(Figure record extracts)
——

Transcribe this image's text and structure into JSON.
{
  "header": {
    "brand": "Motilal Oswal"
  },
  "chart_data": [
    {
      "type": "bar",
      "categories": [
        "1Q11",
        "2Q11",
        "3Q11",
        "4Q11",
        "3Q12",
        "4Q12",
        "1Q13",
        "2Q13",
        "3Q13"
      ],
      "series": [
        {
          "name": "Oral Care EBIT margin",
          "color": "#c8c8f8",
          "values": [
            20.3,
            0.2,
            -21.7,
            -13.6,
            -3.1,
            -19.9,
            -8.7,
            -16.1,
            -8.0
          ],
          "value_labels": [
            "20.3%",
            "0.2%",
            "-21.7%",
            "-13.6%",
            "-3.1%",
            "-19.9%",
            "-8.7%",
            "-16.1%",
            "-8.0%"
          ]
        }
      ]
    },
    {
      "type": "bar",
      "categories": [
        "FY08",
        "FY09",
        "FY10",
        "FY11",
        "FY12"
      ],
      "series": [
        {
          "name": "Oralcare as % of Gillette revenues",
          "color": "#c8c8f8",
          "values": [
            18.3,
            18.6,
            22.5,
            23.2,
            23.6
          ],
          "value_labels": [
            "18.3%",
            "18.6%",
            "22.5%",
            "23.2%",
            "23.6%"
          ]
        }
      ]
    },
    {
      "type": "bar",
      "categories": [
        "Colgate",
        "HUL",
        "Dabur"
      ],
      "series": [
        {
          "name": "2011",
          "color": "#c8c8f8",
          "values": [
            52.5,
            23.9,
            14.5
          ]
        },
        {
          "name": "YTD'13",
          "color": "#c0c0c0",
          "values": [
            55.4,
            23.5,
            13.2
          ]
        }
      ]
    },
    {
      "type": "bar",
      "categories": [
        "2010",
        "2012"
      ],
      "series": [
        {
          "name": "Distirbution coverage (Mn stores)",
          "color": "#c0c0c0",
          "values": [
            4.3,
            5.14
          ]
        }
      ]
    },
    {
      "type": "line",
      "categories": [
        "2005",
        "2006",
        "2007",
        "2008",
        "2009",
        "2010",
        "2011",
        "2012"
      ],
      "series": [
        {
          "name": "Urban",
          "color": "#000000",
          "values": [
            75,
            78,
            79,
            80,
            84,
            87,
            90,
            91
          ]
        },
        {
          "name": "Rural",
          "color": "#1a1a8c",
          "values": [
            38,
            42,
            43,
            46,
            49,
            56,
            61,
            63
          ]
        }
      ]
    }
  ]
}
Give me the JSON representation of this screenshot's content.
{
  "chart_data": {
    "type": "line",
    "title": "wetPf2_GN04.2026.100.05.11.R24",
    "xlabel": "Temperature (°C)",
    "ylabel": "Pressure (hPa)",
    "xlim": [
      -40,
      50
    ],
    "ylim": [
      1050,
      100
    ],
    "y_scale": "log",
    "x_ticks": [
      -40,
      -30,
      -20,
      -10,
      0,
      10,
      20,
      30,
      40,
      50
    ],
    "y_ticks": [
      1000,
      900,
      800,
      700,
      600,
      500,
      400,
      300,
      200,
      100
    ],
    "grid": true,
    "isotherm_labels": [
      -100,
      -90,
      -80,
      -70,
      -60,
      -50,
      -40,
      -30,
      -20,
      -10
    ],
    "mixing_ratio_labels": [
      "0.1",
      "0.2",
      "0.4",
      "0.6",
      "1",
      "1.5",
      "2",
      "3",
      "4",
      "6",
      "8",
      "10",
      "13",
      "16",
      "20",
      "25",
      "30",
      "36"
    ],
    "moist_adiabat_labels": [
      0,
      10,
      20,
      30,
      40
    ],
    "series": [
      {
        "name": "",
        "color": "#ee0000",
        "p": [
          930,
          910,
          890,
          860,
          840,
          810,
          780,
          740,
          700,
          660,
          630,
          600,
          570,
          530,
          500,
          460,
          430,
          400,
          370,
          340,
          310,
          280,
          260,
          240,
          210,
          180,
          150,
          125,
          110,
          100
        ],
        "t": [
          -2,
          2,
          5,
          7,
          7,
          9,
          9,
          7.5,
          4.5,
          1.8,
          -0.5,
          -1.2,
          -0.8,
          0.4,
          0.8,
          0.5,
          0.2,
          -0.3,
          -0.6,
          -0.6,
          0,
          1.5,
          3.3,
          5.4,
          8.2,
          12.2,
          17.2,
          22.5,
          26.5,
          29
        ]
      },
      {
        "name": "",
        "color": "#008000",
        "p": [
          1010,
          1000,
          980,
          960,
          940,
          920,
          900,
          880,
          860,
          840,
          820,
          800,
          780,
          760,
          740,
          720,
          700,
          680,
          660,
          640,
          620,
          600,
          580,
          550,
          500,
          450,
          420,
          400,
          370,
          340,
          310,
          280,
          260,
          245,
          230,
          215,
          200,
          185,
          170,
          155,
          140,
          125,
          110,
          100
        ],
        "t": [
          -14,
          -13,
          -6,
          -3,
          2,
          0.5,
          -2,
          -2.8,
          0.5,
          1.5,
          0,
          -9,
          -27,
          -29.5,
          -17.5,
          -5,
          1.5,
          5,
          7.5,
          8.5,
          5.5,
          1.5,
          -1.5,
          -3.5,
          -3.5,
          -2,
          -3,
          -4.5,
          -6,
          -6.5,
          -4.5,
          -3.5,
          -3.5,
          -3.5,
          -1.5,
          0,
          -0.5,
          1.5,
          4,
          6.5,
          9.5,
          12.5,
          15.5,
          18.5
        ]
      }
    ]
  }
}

——

Output all of the data again. Match it exactly.

▸ **Complete response**:
Transcribe this image's text and structure into JSON.
{
  "header": {
    "brand": "Motilal Oswal"
  },
  "chart_data": [
    {
      "type": "bar",
      "categories": [
        "1Q11",
        "2Q11",
        "3Q11",
        "4Q11",
        "3Q12",
        "4Q12",
        "1Q13",
        "2Q13",
        "3Q13"
      ],
      "series": [
        {
          "name": "Oral Care EBIT margin",
          "color": "#c8c8f8",
          "values": [
            20.3,
            0.2,
            -21.7,
            -13.6,
            -3.1,
            -19.9,
            -8.7,
            -16.1,
            -8.0
          ],
          "value_labels": [
            "20.3%",
            "0.2%",
            "-21.7%",
            "-13.6%",
            "-3.1%",
            "-19.9%",
            "-8.7%",
            "-16.1%",
            "-8.0%"
          ]
        }
      ]
    },
    {
      "type": "bar",
      "categories": [
        "FY08",
        "FY09",
        "FY10",
        "FY11",
        "FY12"
      ],
      "series": [
        {
          "name": "Oralcare as % of Gillette revenues",
          "color": "#c8c8f8",
          "values": [
            18.3,
            18.6,
            22.5,
            23.2,
            23.6
          ],
          "value_labels": [
            "18.3%",
            "18.6%",
            "22.5%",
            "23.2%",
            "23.6%"
          ]
        }
      ]
    },
    {
      "type": "bar",
      "categories": [
        "Colgate",
        "HUL",
        "Dabur"
      ],
      "series": [
        {
          "name": "2011",
          "color": "#c8c8f8",
          "values": [
            52.5,
            23.9,
            14.5
          ]
        },
        {
          "name": "YTD'13",
          "color": "#c0c0c0",
          "values": [
            55.4,
            23.5,
            13.2
          ]
        }
      ]
    },
    {
      "type": "bar",
      "categories": [
        "2010",
        "2012"
      ],
      "series": [
        {
          "name": "Distirbution coverage (Mn stores)",
          "color": "#c0c0c0",
          "values": [
            4.3,
            5.14
          ]
        }
      ]
    },
    {
      "type": "line",
      "categories": [
        "2005",
        "2006",
        "2007",
        "2008",
        "2009",
        "2010",
        "2011",
        "2012"
      ],
      "series": [
        {
          "name": "Urban",
          "color": "#000000",
          "values": [
            75,
            78,
            79,
            80,
            84,
            87,
            90,
            91
          ]
        },
        {
          "name": "Rural",
          "color": "#1a1a8c",
          "values": [
            38,
            42,
            43,
            46,
            49,
            56,
            61,
            63
          ]
        }
      ]
    }
  ]
}
Give me the JSON representation of this screenshot's content.
{
  "chart_data": {
    "type": "line",
    "title": "wetPf2_GN04.2026.100.05.11.R24",
    "xlabel": "Temperature (°C)",
    "ylabel": "Pressure (hPa)",
    "xlim": [
      -40,
      50
    ],
    "ylim": [
      1050,
      100
    ],
    "y_scale": "log",
    "x_ticks": [
      -40,
      -30,
      -20,
      -10,
      0,
      10,
      20,
      30,
      40,
      50
    ],
    "y_ticks": [
      1000,
      900,
      800,
      700,
      600,
      500,
      400,
      300,
      200,
      100
    ],
    "grid": true,
    "isotherm_labels": [
      -100,
      -90,
      -80,
      -70,
      -60,
      -50,
      -40,
      -30,
      -20,
      -10
    ],
    "mixing_ratio_labels": [
      "0.1",
      "0.2",
      "0.4",
      "0.6",
      "1",
      "1.5",
      "2",
      "3",
      "4",
      "6",
      "8",
      "10",
      "13",
      "16",
      "20",
      "25",
      "30",
      "36"
    ],
    "moist_adiabat_labels": [
      0,
      10,
      20,
      30,
      40
    ],
    "series": [
      {
        "name": "",
        "color": "#ee0000",
        "p": [
          930,
          910,
          890,
          860,
          840,
          810,
          780,
          740,
          700,
          660,
          630,
          600,
          570,
          530,
          500,
          460,
          430,
          400,
          370,
          340,
          310,
          280,
          260,
          240,
          210,
          180,
          150,
          125,
          110,
          100
        ],
        "t": [
          -2,
          2,
          5,
          7,
          7,
          9,
          9,
          7.5,
          4.5,
          1.8,
          -0.5,
          -1.2,
          -0.8,
          0.4,
          0.8,
          0.5,
          0.2,
          -0.3,
          -0.6,
          -0.6,
          0,
          1.5,
          3.3,
          5.4,
          8.2,
          12.2,
          17.2,
          22.5,
          26.5,
          29
        ]
      },
      {
        "name": "",
        "color": "#008000",
        "p": [
          1010,
          1000,
          980,
          960,
          940,
          920,
          900,
          880,
          860,
          840,
          820,
          800,
          780,
          760,
          740,
          720,
          700,
          680,
          660,
          640,
          620,
          600,
          580,
          550,
          500,
          450,
          420,
          400,
          370,
          340,
          310,
          280,
          260,
          245,
          230,
          215,
          200,
          185,
          170,
          155,
          140,
          125,
          110,
          100
        ],
        "t": [
          -14,
          -13,
          -6,
          -3,
          2,
          0.5,
          -2,
          -2.8,
          0.5,
          1.5,
          0,
          -9,
          -27,
          -29.5,
          -17.5,
          -5,
          1.5,
          5,
          7.5,
          8.5,
          5.5,
          1.5,
          -1.5,
          -3.5,
          -3.5,
          -2,
          -3,
          -4.5,
          -6,
          -6.5,
          -4.5,
          -3.5,
          -3.5,
          -3.5,
          -1.5,
          0,
          -0.5,
          1.5,
          4,
          6.5,
          9.5,
          12.5,
          15.5,
          18.5
        ]
      }
    ]
  }
}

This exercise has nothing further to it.